Using the entries that follow, collect the lines where the word "payments" appears.

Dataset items
########################################

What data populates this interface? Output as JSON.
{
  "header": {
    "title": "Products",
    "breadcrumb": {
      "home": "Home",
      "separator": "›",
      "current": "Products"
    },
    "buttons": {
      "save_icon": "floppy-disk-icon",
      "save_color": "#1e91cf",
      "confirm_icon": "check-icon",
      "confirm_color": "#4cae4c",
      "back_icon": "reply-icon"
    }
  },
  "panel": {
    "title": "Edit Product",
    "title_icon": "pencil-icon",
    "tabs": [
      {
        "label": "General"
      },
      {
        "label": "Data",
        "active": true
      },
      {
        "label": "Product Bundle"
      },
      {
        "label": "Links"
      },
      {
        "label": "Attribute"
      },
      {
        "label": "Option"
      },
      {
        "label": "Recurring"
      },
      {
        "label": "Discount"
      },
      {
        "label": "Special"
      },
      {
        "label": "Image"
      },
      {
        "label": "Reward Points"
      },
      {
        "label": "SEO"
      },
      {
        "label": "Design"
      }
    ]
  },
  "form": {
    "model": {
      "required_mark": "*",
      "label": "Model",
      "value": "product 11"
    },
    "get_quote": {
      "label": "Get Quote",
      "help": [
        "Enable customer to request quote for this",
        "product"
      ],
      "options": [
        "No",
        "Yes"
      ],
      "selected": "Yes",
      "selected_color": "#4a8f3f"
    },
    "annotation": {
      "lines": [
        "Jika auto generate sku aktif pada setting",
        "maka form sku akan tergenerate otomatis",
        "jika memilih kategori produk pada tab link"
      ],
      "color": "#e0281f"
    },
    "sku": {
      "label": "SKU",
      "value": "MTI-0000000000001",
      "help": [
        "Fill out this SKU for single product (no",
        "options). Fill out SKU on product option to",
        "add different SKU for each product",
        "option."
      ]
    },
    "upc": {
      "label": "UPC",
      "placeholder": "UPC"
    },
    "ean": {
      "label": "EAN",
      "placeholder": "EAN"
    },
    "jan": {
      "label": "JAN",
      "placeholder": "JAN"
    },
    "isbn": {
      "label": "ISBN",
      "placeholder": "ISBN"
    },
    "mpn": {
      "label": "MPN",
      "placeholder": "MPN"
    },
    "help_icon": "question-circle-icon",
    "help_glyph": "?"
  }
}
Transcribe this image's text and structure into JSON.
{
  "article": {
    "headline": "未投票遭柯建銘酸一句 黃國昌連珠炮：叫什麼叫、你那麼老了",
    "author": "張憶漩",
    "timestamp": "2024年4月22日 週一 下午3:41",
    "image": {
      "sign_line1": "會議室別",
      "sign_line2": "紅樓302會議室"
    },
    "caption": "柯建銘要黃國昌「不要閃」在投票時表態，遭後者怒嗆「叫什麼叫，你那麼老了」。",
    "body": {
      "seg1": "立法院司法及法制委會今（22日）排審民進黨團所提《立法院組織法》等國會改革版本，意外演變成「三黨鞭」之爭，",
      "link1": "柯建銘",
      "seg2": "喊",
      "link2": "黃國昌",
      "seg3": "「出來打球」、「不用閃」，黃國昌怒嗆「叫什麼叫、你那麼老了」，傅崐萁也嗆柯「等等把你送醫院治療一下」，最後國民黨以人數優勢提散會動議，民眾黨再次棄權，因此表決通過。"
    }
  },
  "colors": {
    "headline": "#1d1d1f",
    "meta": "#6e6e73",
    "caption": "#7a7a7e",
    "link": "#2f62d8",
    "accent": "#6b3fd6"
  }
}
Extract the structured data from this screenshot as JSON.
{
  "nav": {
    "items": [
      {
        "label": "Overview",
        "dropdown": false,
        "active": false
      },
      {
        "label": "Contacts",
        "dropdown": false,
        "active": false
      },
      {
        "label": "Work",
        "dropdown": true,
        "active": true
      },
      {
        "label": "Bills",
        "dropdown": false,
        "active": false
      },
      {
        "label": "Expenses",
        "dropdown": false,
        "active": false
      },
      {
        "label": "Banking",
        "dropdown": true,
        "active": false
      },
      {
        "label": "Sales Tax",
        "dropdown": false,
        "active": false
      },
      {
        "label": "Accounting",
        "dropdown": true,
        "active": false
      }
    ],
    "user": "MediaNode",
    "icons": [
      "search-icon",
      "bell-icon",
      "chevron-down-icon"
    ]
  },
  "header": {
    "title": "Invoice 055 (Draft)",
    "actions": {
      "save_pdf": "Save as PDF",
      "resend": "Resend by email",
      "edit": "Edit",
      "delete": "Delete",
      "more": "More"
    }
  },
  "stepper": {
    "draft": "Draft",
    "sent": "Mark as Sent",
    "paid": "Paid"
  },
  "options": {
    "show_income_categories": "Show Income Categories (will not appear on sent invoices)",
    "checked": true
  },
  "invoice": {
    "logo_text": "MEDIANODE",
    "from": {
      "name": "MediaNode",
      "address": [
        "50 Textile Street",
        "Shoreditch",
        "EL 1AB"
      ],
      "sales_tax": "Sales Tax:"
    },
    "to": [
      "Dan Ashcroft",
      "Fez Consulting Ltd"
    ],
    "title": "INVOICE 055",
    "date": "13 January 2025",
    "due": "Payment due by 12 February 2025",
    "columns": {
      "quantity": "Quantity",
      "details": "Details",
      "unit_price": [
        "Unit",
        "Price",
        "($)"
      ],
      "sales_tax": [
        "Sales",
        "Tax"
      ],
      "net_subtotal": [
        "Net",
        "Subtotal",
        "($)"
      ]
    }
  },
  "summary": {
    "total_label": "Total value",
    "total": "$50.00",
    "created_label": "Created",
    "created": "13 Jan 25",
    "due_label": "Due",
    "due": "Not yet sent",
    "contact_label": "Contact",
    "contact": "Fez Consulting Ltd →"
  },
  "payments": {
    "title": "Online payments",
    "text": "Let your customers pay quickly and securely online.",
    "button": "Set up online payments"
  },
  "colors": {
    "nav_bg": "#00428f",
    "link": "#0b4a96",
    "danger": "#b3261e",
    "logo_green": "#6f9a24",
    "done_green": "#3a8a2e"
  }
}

########################################

__Completed task__
  "payments": {
    "title": "Online payments",
    "button": "Set up online payments"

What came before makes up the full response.